━━━ Records supplied

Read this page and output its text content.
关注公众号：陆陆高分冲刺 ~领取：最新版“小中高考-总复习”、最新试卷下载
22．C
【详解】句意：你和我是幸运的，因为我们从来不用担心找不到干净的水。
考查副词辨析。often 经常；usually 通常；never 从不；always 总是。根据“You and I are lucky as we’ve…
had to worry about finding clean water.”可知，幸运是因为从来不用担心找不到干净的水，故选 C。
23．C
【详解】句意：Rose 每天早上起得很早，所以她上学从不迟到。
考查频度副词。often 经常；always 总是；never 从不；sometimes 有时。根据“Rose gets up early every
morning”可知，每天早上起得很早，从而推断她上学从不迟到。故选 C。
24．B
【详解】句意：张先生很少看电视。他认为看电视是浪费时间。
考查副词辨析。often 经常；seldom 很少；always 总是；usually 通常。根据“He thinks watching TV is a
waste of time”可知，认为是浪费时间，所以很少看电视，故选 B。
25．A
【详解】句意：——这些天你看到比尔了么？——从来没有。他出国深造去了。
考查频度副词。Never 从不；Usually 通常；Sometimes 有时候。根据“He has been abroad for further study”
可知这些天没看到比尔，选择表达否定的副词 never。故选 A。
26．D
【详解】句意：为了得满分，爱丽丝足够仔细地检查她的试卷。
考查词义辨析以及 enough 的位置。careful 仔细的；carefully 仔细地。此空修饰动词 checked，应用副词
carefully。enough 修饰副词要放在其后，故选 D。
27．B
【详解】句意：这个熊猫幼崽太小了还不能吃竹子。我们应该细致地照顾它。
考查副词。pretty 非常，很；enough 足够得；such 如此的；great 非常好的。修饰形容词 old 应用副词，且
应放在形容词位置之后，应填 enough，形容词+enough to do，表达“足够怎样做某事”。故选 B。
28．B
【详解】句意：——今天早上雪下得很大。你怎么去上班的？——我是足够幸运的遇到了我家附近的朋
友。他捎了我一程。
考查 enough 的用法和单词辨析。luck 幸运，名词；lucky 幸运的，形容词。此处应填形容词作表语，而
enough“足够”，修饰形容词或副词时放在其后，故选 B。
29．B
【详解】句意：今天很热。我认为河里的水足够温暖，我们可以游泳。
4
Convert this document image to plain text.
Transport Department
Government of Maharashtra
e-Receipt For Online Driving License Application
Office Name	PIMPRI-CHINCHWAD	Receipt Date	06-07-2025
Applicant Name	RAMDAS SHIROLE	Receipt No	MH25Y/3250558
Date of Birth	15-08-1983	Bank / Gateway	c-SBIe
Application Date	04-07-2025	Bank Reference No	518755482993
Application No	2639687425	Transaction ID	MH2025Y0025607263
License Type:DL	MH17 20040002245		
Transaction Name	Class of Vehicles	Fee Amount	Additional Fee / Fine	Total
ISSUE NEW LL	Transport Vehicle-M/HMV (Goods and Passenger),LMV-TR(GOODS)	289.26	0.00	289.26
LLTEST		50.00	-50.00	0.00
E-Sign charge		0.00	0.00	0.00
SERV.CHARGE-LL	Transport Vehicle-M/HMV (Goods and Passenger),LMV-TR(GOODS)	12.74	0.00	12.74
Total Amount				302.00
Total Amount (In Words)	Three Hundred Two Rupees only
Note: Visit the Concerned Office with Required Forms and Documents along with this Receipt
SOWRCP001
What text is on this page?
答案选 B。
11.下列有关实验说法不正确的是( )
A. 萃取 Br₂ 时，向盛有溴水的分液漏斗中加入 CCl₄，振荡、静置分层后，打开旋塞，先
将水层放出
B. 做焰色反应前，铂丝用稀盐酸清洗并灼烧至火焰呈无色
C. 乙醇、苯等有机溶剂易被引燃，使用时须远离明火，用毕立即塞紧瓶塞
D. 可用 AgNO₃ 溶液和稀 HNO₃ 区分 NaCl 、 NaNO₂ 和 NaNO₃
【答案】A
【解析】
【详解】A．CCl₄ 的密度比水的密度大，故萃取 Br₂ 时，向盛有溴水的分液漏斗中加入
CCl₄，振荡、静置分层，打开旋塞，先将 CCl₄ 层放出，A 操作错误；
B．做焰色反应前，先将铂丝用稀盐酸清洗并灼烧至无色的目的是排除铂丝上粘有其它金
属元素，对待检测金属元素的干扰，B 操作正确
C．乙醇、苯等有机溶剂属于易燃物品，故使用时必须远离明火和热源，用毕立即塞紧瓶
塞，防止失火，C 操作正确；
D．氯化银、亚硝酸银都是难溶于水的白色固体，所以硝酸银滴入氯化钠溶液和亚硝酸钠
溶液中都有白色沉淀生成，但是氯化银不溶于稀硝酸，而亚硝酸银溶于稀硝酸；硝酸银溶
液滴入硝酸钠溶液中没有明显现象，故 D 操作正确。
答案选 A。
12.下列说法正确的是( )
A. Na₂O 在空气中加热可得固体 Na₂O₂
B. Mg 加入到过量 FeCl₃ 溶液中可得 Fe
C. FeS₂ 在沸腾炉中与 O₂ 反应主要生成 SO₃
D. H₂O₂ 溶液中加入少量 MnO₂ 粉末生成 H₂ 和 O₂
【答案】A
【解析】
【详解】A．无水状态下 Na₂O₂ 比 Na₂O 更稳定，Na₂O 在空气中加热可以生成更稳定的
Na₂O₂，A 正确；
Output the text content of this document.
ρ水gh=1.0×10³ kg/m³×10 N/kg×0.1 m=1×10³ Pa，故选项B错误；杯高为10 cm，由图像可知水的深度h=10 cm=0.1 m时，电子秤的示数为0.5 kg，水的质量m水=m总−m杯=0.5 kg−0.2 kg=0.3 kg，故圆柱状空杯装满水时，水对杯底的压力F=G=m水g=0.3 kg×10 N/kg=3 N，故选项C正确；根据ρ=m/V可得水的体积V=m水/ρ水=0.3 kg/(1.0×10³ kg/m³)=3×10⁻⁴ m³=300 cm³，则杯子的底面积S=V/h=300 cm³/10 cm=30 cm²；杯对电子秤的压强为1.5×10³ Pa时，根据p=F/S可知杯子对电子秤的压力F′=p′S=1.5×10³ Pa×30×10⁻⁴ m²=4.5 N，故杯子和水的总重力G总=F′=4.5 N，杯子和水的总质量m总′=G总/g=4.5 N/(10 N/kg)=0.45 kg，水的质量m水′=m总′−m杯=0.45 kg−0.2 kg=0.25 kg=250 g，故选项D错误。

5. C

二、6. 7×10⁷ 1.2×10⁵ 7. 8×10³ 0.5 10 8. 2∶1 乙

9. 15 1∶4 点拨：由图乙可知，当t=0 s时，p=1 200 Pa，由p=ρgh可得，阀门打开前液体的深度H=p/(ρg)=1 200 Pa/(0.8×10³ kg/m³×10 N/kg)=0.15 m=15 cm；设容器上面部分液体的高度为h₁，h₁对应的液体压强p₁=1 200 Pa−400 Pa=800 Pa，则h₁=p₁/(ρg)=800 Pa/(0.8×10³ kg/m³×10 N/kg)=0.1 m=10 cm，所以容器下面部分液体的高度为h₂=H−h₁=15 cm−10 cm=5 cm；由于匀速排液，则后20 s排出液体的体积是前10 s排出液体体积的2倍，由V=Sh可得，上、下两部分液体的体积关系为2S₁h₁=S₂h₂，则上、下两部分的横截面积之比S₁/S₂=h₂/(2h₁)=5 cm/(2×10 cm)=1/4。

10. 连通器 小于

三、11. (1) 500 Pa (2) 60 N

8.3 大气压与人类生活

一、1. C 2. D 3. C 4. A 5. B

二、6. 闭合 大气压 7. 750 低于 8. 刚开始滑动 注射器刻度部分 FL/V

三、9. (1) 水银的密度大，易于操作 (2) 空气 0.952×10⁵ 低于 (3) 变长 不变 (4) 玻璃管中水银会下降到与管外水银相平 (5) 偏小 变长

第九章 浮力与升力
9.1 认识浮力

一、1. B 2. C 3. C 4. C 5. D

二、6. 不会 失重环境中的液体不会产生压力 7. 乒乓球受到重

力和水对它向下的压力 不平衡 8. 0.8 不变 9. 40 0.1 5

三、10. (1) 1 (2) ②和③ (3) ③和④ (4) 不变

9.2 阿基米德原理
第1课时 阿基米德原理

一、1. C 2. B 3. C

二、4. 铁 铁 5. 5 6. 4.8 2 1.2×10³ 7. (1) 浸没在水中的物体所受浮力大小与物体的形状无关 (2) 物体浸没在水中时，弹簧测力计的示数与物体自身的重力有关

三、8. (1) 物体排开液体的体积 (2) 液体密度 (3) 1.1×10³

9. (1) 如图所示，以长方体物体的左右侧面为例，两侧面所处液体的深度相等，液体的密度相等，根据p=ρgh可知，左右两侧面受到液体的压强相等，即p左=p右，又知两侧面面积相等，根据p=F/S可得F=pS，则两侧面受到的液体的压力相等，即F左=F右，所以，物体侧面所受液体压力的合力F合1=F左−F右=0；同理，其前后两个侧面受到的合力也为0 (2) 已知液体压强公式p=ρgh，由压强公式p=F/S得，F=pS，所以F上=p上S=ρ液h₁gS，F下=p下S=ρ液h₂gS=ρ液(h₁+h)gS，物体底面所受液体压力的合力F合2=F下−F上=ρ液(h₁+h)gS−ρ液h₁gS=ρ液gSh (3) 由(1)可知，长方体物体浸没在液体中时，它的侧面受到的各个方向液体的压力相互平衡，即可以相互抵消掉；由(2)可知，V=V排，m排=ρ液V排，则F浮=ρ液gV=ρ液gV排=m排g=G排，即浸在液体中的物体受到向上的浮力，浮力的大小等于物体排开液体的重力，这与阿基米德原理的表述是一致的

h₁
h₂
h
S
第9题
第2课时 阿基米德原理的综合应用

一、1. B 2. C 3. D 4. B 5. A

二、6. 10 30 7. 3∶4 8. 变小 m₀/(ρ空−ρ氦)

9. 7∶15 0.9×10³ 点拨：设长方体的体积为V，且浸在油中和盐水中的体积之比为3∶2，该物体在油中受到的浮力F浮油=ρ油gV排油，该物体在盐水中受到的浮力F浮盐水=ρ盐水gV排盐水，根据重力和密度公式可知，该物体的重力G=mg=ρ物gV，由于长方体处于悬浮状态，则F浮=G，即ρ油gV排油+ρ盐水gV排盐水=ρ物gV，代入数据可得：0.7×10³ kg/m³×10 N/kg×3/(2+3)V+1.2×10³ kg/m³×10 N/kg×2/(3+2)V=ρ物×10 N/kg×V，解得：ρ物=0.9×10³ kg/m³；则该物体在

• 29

━━━━━━

__Task goal__. Filter out every line that lacks the word "lucky", and copy the rest.

__Answer to the exercise__.
考查副词辨析。often 经常；usually 通常；never 从不；always 总是。根据“You and I are lucky as we’ve…
考查 enough 的用法和单词辨析。luck 幸运，名词；lucky 幸运的，形容词。此处应填形容词作表语，而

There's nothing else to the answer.